begin MATERIAL PROVIDED

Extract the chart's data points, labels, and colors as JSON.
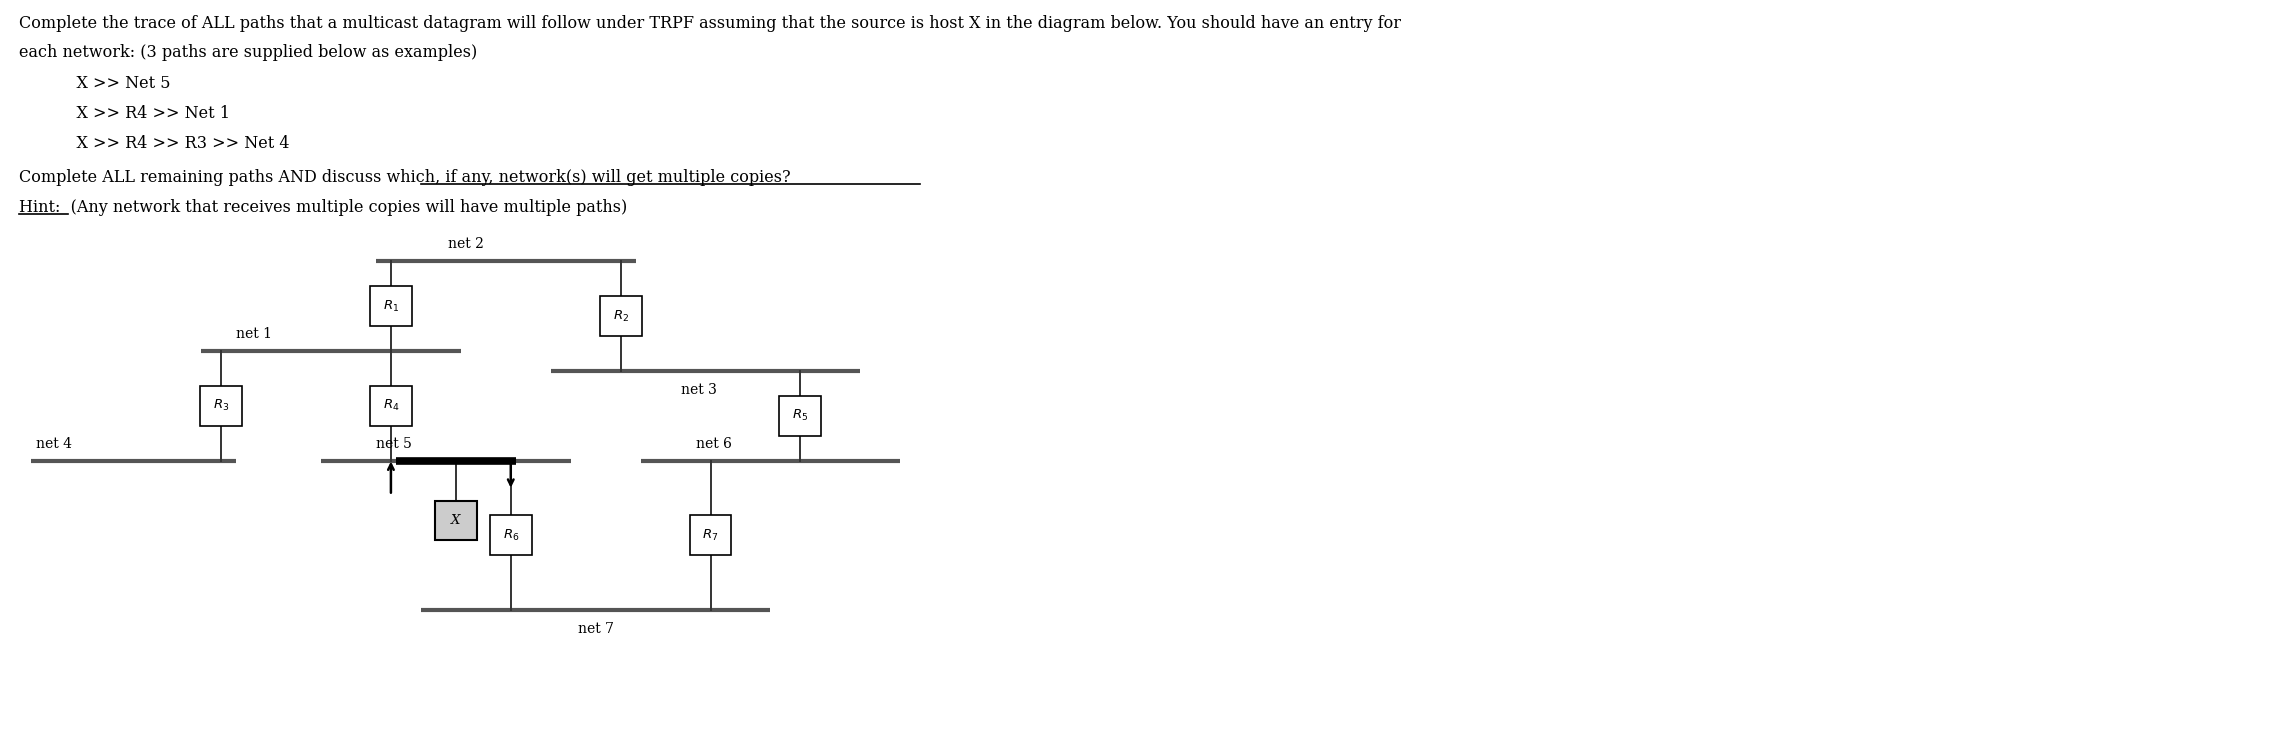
{
  "line1": "Complete the trace of ALL paths that a multicast datagram will follow under TRPF assuming that the source is host X in the diagram below. You should have an entry for",
  "line2": "each network: (3 paths are supplied below as examples)",
  "ex1": "    X >> Net 5",
  "ex2": "    X >> R4 >> Net 1",
  "ex3": "    X >> R4 >> R3 >> Net 4",
  "q_pre": "Complete ALL remaining paths AND discuss ",
  "q_underline": "which, if any, network(s) will get multiple copies?",
  "hint_underline": "Hint:",
  "hint_rest": "  (Any network that receives multiple copies will have multiple paths)",
  "bg_color": "#ffffff",
  "text_color": "#000000",
  "net2_label": "net 2",
  "net1_label": "net 1",
  "net3_label": "net 3",
  "net4_label": "net 4",
  "net5_label": "net 5",
  "net6_label": "net 6",
  "net7_label": "net 7"
}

end MATERIAL PROVIDED

GIVEN TASK>
Look for the word "below" in every line of the listing and copy the lines that have it.

REPLY>
  "line1": "Complete the trace of ALL paths that a multicast datagram will follow under TRPF assuming that the source is host X in the diagram below. You should have an entry for",
  "line2": "each network: (3 paths are supplied below as examples)",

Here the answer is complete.